Dataset listings of figures:
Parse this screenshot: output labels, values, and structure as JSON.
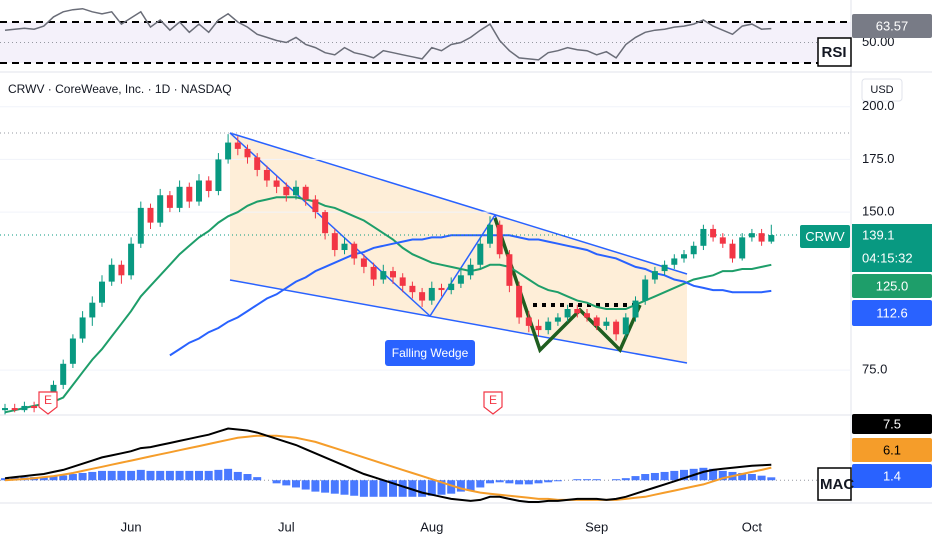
{
  "header": {
    "title": "CRWV · CoreWeave, Inc. · 1D · NASDAQ",
    "currency": "USD"
  },
  "chart_data": [
    {
      "type": "candlestick",
      "symbol": "CRWV",
      "countdown": "04:15:32",
      "up_color": "#089981",
      "down_color": "#f23645",
      "categories": [
        null,
        null,
        null,
        null,
        null,
        null,
        null,
        null,
        null,
        null,
        null,
        null,
        null,
        "Jun",
        null,
        null,
        null,
        null,
        null,
        null,
        null,
        null,
        null,
        null,
        null,
        null,
        null,
        null,
        null,
        "Jul",
        null,
        null,
        null,
        null,
        null,
        null,
        null,
        null,
        null,
        null,
        null,
        null,
        null,
        null,
        "Aug",
        null,
        null,
        null,
        null,
        null,
        null,
        null,
        null,
        null,
        null,
        null,
        null,
        null,
        null,
        null,
        null,
        "Sep",
        null,
        null,
        null,
        null,
        null,
        null,
        null,
        null,
        null,
        null,
        null,
        null,
        null,
        null,
        null,
        "Oct",
        null,
        null
      ],
      "candles": [
        [
          56,
          59,
          54,
          57
        ],
        [
          57,
          59,
          55,
          56
        ],
        [
          56,
          60,
          55,
          58
        ],
        [
          58,
          60,
          55,
          57
        ],
        [
          57,
          62,
          56,
          60
        ],
        [
          60,
          70,
          59,
          68
        ],
        [
          68,
          80,
          66,
          78
        ],
        [
          78,
          92,
          76,
          90
        ],
        [
          90,
          103,
          88,
          100
        ],
        [
          100,
          110,
          96,
          107
        ],
        [
          107,
          120,
          105,
          117
        ],
        [
          117,
          128,
          115,
          125
        ],
        [
          125,
          127,
          116,
          120
        ],
        [
          120,
          138,
          118,
          135
        ],
        [
          135,
          155,
          133,
          152
        ],
        [
          152,
          154,
          142,
          145
        ],
        [
          145,
          161,
          143,
          158
        ],
        [
          158,
          160,
          150,
          152
        ],
        [
          152,
          165,
          150,
          162
        ],
        [
          162,
          164,
          152,
          155
        ],
        [
          155,
          168,
          153,
          165
        ],
        [
          165,
          167,
          157,
          160
        ],
        [
          160,
          178,
          158,
          175
        ],
        [
          175,
          187,
          173,
          183
        ],
        [
          183,
          186,
          177,
          180
        ],
        [
          180,
          182,
          173,
          176
        ],
        [
          176,
          178,
          167,
          170
        ],
        [
          170,
          172,
          162,
          165
        ],
        [
          165,
          167,
          159,
          162
        ],
        [
          162,
          164,
          155,
          158
        ],
        [
          158,
          165,
          156,
          162
        ],
        [
          162,
          163,
          153,
          156
        ],
        [
          156,
          158,
          147,
          150
        ],
        [
          150,
          151,
          137,
          140
        ],
        [
          140,
          142,
          129,
          132
        ],
        [
          132,
          138,
          130,
          135
        ],
        [
          135,
          136,
          125,
          128
        ],
        [
          128,
          130,
          121,
          124
        ],
        [
          124,
          126,
          115,
          118
        ],
        [
          118,
          125,
          116,
          122
        ],
        [
          122,
          124,
          116,
          119
        ],
        [
          119,
          121,
          112,
          115
        ],
        [
          115,
          117,
          109,
          112
        ],
        [
          112,
          114,
          105,
          108
        ],
        [
          108,
          117,
          106,
          114
        ],
        [
          114,
          116,
          110,
          113
        ],
        [
          113,
          119,
          111,
          116
        ],
        [
          116,
          123,
          114,
          120
        ],
        [
          120,
          128,
          118,
          125
        ],
        [
          125,
          138,
          123,
          135
        ],
        [
          135,
          148,
          133,
          144
        ],
        [
          144,
          146,
          128,
          130
        ],
        [
          130,
          132,
          112,
          115
        ],
        [
          115,
          117,
          97,
          100
        ],
        [
          100,
          103,
          93,
          96
        ],
        [
          96,
          99,
          91,
          94
        ],
        [
          94,
          100,
          92,
          98
        ],
        [
          98,
          102,
          96,
          100
        ],
        [
          100,
          106,
          98,
          104
        ],
        [
          104,
          106,
          100,
          102
        ],
        [
          102,
          104,
          98,
          100
        ],
        [
          100,
          101,
          94,
          96
        ],
        [
          96,
          100,
          94,
          98
        ],
        [
          98,
          99,
          89,
          92
        ],
        [
          92,
          102,
          90,
          100
        ],
        [
          100,
          110,
          98,
          108
        ],
        [
          108,
          120,
          106,
          118
        ],
        [
          118,
          124,
          116,
          122
        ],
        [
          122,
          127,
          120,
          125
        ],
        [
          125,
          130,
          123,
          128
        ],
        [
          128,
          132,
          126,
          130
        ],
        [
          130,
          136,
          128,
          134
        ],
        [
          134,
          144,
          132,
          142
        ],
        [
          142,
          144,
          136,
          138
        ],
        [
          138,
          140,
          133,
          135
        ],
        [
          135,
          137,
          126,
          128
        ],
        [
          128,
          140,
          127,
          138
        ],
        [
          138,
          142,
          136,
          140
        ],
        [
          140,
          142,
          134,
          136
        ],
        [
          136,
          144,
          135,
          139.1
        ]
      ],
      "series": [
        {
          "color": "#1e9e6a",
          "values": [
            55,
            56,
            57,
            58,
            59,
            60,
            62,
            68,
            74,
            80,
            85,
            91,
            97,
            103,
            110,
            115,
            120,
            125,
            130,
            134,
            138,
            141,
            145,
            148,
            150,
            153,
            155,
            156,
            157,
            157,
            157,
            156,
            155,
            153,
            152,
            150,
            148,
            146,
            143,
            140,
            137,
            133,
            130,
            128,
            126,
            125,
            124,
            123,
            122,
            123,
            125,
            125,
            124,
            121,
            118,
            115,
            113,
            112,
            110,
            108,
            107,
            105,
            104,
            104,
            104,
            106,
            108,
            110,
            112,
            114,
            116,
            118,
            119,
            120,
            122,
            122,
            123,
            123,
            124,
            125
          ],
          "value_labels": [
            null,
            null,
            null,
            null,
            null,
            null,
            null,
            null,
            null,
            null,
            null,
            null,
            null,
            null,
            null,
            null,
            null,
            null,
            null,
            null,
            null,
            null,
            null,
            null,
            null,
            null,
            null,
            null,
            null,
            null,
            null,
            null,
            null,
            null,
            null,
            null,
            null,
            null,
            null,
            null,
            null,
            null,
            null,
            null,
            null,
            null,
            null,
            null,
            null,
            null,
            null,
            null,
            null,
            null,
            null,
            null,
            null,
            null,
            null,
            null,
            null,
            null,
            null,
            null,
            null,
            null,
            null,
            null,
            null,
            null,
            null,
            null,
            null,
            null,
            null,
            null,
            null,
            null,
            null,
            "125.0"
          ]
        },
        {
          "color": "#2962ff",
          "values": [
            null,
            null,
            null,
            null,
            null,
            null,
            null,
            null,
            null,
            null,
            null,
            null,
            null,
            null,
            null,
            null,
            null,
            82,
            85,
            88,
            90,
            93,
            95,
            98,
            100,
            103,
            106,
            109,
            111,
            114,
            117,
            119,
            122,
            124,
            126,
            128,
            130,
            131,
            133,
            134,
            135,
            136,
            137,
            137,
            138,
            138,
            139,
            139,
            139,
            139,
            139,
            139,
            139,
            138,
            137,
            137,
            136,
            135,
            134,
            133,
            132,
            130,
            129,
            128,
            126,
            124,
            123,
            121,
            120,
            118,
            117,
            115,
            114,
            113,
            113,
            112,
            112,
            112,
            112,
            112.6
          ]
        }
      ],
      "ylim": [
        53.7,
        203.2
      ],
      "yticks": [
        {
          "value": 75,
          "label": "75.0"
        },
        {
          "value": 150,
          "label": "150.0"
        },
        {
          "value": 175,
          "label": "175.0"
        },
        {
          "value": 200,
          "label": "200.0"
        }
      ],
      "grid": true,
      "annotations": [
        "Falling Wedge"
      ],
      "earnings": [
        "E",
        "E"
      ]
    },
    {
      "type": "line",
      "title": "RSI",
      "color": "#6a6d78",
      "band": [
        30,
        70
      ],
      "values": [
        62,
        63,
        64,
        63,
        66,
        75,
        80,
        82,
        83,
        80,
        78,
        80,
        68,
        74,
        80,
        65,
        72,
        62,
        70,
        60,
        68,
        60,
        72,
        78,
        70,
        65,
        58,
        55,
        52,
        50,
        55,
        48,
        45,
        40,
        38,
        45,
        40,
        38,
        35,
        42,
        40,
        38,
        36,
        34,
        45,
        42,
        48,
        50,
        55,
        62,
        68,
        52,
        42,
        35,
        34,
        33,
        40,
        42,
        45,
        43,
        42,
        38,
        41,
        35,
        48,
        55,
        60,
        62,
        63,
        65,
        66,
        68,
        72,
        66,
        62,
        58,
        66,
        68,
        63,
        63.57
      ],
      "ylim": [
        25.1,
        91.5
      ],
      "yticks": [
        {
          "value": 50,
          "label": "50.00"
        }
      ]
    },
    {
      "type": "macd",
      "title": "MAC",
      "ylim": [
        -11,
        31.5
      ],
      "series": [
        {
          "color": "#000000",
          "values": [
            1,
            1.5,
            2,
            2.5,
            3,
            4,
            5,
            6.5,
            8,
            9.5,
            11,
            12,
            13,
            14,
            15.5,
            16,
            17,
            18,
            19,
            20,
            21,
            22,
            23.5,
            25,
            24.5,
            24,
            23,
            21.5,
            20,
            18.5,
            17,
            15,
            13,
            11,
            9,
            7,
            5,
            3,
            1.5,
            0,
            -1.5,
            -3,
            -4.5,
            -6,
            -7,
            -8,
            -9,
            -9.5,
            -10,
            -9.5,
            -8,
            -8,
            -9,
            -10,
            -10.5,
            -10.5,
            -10,
            -10,
            -9.5,
            -9,
            -9,
            -9,
            -9.5,
            -9,
            -8,
            -6.5,
            -5,
            -3.5,
            -2,
            -0.5,
            1,
            2.5,
            4,
            5,
            5.5,
            6,
            6.5,
            7,
            7.2,
            7.5
          ]
        },
        {
          "color": "#f59d2a",
          "values": [
            0,
            0.3,
            0.6,
            1,
            1.5,
            2,
            2.7,
            3.5,
            4.5,
            5.5,
            6.5,
            7.5,
            8.5,
            9.5,
            10.5,
            11.5,
            12.5,
            13.5,
            14.5,
            15.5,
            16.5,
            17.5,
            18.5,
            19.5,
            20.5,
            21,
            21.5,
            21.5,
            21.5,
            21,
            20.5,
            19.5,
            18.5,
            17,
            15.5,
            14,
            12.5,
            11,
            9.5,
            8,
            6.5,
            5,
            3.5,
            2,
            0.5,
            -1,
            -2.5,
            -4,
            -5,
            -6,
            -6.5,
            -7,
            -7.5,
            -8,
            -8.5,
            -9,
            -9,
            -9.5,
            -9.5,
            -9.5,
            -9.5,
            -9.5,
            -9.5,
            -9.5,
            -9,
            -8.5,
            -8,
            -7,
            -6,
            -5,
            -4,
            -3,
            -2,
            -0.5,
            1,
            2,
            3,
            4,
            5,
            6.1
          ]
        },
        {
          "color": "#2962ff",
          "values": [
            1,
            1.2,
            1.4,
            1.5,
            1.5,
            2,
            2.3,
            3,
            3.5,
            4,
            4.5,
            4.5,
            4.5,
            4.5,
            5,
            4.5,
            4.5,
            4.5,
            4.5,
            4.5,
            4.5,
            4.5,
            5,
            5.5,
            4,
            3,
            1.5,
            0,
            -1.5,
            -2.5,
            -3.5,
            -4.5,
            -5.5,
            -6,
            -6.5,
            -7,
            -7.5,
            -8,
            -8,
            -8,
            -8,
            -8,
            -8,
            -8,
            -7.5,
            -7,
            -6.5,
            -5.5,
            -5,
            -3.5,
            -1.5,
            -1,
            -1.5,
            -2,
            -2,
            -1.5,
            -1,
            -0.5,
            0,
            0.5,
            0.5,
            0.5,
            0,
            0.5,
            1,
            2,
            3,
            3.5,
            4,
            4.5,
            5,
            5.5,
            6,
            5.5,
            4.5,
            4,
            3.5,
            3,
            2.2,
            1.4
          ]
        }
      ]
    }
  ]
}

Work to complete:
Check each line of the data above for the word "title", then state how many lines have it. Give the number alone.

Correct response:
3